## Aim
Write out exactly, please, the lines from the one containing "Parse this screenshot: output" to the end of the material.

• • •

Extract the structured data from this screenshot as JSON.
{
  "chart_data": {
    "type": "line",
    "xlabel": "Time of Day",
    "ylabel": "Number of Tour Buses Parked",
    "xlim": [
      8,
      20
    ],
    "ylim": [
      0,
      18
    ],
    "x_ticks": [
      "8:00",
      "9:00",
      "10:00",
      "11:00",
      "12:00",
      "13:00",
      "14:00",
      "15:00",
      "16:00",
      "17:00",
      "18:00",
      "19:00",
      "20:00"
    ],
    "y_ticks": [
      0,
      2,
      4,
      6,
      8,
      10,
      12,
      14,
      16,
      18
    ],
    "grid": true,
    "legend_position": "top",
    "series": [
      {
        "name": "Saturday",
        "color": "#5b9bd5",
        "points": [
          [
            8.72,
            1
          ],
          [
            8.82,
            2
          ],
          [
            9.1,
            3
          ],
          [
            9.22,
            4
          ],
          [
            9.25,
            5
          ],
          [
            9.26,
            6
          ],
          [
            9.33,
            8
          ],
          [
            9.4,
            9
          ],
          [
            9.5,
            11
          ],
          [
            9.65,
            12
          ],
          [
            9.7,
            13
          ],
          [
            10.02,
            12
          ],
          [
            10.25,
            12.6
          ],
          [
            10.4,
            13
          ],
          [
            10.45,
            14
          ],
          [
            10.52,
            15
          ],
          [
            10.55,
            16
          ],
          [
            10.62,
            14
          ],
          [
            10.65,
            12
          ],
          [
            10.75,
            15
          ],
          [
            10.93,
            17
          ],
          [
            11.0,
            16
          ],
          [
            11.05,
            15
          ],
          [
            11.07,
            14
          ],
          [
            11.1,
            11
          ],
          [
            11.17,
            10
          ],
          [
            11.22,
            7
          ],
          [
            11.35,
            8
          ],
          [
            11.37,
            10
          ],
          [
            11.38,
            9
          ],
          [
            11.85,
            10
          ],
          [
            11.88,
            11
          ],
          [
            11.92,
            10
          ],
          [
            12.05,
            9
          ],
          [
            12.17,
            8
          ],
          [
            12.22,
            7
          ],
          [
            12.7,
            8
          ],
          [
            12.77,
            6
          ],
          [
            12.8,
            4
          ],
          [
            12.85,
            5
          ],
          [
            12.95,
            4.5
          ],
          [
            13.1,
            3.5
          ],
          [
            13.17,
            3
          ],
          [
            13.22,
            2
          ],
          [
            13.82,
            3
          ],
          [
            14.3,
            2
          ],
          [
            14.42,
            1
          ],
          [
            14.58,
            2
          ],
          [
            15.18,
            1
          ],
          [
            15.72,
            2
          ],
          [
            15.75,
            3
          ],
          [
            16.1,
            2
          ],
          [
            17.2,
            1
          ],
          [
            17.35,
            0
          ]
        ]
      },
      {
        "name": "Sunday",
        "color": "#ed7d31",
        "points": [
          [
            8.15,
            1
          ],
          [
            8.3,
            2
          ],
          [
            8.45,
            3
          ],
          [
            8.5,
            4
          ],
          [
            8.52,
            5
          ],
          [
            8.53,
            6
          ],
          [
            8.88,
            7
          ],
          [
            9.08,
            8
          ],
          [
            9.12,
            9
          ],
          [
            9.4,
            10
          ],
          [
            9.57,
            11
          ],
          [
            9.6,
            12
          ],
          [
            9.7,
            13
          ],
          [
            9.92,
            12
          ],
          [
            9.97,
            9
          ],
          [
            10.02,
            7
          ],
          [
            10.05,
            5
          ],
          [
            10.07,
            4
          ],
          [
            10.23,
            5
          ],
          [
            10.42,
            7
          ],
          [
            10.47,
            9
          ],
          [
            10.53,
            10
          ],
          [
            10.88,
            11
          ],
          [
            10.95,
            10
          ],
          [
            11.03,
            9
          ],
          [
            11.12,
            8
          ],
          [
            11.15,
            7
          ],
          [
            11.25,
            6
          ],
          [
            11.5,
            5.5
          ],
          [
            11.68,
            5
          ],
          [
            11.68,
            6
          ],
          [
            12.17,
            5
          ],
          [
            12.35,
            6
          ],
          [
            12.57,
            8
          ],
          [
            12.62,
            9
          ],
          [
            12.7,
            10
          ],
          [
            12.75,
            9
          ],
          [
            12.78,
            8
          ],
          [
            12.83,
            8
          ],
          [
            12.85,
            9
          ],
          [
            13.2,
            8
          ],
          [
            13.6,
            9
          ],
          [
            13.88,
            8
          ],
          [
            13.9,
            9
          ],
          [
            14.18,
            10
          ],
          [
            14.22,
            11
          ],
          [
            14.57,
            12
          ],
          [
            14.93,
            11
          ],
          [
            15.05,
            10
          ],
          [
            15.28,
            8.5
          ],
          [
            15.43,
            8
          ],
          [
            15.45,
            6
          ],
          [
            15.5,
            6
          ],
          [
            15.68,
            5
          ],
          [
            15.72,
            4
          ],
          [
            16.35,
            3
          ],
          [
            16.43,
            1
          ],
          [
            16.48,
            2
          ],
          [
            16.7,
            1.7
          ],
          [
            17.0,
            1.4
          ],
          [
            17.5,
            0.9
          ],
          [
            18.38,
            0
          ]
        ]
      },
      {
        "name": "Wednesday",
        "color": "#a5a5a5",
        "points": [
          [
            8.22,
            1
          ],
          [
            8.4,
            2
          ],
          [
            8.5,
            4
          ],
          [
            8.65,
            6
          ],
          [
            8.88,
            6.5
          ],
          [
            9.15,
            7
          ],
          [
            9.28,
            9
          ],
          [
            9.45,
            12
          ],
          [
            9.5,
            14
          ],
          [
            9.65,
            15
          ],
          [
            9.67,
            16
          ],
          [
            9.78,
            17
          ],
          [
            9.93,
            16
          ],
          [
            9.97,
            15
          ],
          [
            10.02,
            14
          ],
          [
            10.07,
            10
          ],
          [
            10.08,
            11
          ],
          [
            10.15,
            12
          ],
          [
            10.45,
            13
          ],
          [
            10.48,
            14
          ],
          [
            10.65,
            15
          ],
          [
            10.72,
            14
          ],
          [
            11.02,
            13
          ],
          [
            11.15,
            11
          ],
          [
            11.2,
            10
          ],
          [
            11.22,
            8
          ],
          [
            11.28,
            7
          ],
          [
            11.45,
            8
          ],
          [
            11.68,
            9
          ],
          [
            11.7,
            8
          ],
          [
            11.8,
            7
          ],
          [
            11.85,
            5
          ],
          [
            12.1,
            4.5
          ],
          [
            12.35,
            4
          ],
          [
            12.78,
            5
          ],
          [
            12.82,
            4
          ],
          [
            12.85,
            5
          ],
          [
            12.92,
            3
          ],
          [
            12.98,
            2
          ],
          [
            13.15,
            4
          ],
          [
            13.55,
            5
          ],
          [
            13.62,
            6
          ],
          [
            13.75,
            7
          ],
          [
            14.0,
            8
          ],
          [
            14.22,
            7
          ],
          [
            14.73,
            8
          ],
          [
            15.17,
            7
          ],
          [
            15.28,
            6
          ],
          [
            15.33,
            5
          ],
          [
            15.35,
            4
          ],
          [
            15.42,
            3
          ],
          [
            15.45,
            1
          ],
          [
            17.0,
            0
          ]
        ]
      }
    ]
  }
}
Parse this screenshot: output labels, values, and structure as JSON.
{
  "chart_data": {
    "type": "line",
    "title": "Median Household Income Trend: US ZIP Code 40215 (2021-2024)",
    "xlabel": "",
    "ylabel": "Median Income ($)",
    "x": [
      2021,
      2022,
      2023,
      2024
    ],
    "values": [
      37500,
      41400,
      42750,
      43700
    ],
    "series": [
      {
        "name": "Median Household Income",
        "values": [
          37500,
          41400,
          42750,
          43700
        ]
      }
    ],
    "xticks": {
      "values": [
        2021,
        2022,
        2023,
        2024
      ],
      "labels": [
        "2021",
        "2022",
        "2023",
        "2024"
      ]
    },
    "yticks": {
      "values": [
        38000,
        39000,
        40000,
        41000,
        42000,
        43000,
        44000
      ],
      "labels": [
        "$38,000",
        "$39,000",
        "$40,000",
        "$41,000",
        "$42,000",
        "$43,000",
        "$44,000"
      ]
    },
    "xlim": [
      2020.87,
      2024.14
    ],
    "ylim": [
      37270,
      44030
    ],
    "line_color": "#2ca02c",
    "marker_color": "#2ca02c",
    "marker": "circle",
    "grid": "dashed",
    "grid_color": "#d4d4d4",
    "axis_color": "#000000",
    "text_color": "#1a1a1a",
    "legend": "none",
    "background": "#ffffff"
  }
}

• • •

## Task result
Parse this screenshot: output labels, values, and structure as JSON.
{
  "chart_data": {
    "type": "line",
    "title": "Median Household Income Trend: US ZIP Code 40215 (2021-2024)",
    "xlabel": "",
    "ylabel": "Median Income ($)",
    "x": [
      2021,
      2022,
      2023,
      2024
    ],
    "values": [
      37500,
      41400,
      42750,
      43700
    ],
    "series": [
      {
        "name": "Median Household Income",
        "values": [
          37500,
          41400,
          42750,
          43700
        ]
      }
    ],
    "xticks": {
      "values": [
        2021,
        2022,
        2023,
        2024
      ],
      "labels": [
        "2021",
        "2022",
        "2023",
        "2024"
      ]
    },
    "yticks": {
      "values": [
        38000,
        39000,
        40000,
        41000,
        42000,
        43000,
        44000
      ],
      "labels": [
        "$38,000",
        "$39,000",
        "$40,000",
        "$41,000",
        "$42,000",
        "$43,000",
        "$44,000"
      ]
    },
    "xlim": [
      2020.87,
      2024.14
    ],
    "ylim": [
      37270,
      44030
    ],
    "line_color": "#2ca02c",
    "marker_color": "#2ca02c",
    "marker": "circle",
    "grid": "dashed",
    "grid_color": "#d4d4d4",
    "axis_color": "#000000",
    "text_color": "#1a1a1a",
    "legend": "none",
    "background": "#ffffff"
  }
}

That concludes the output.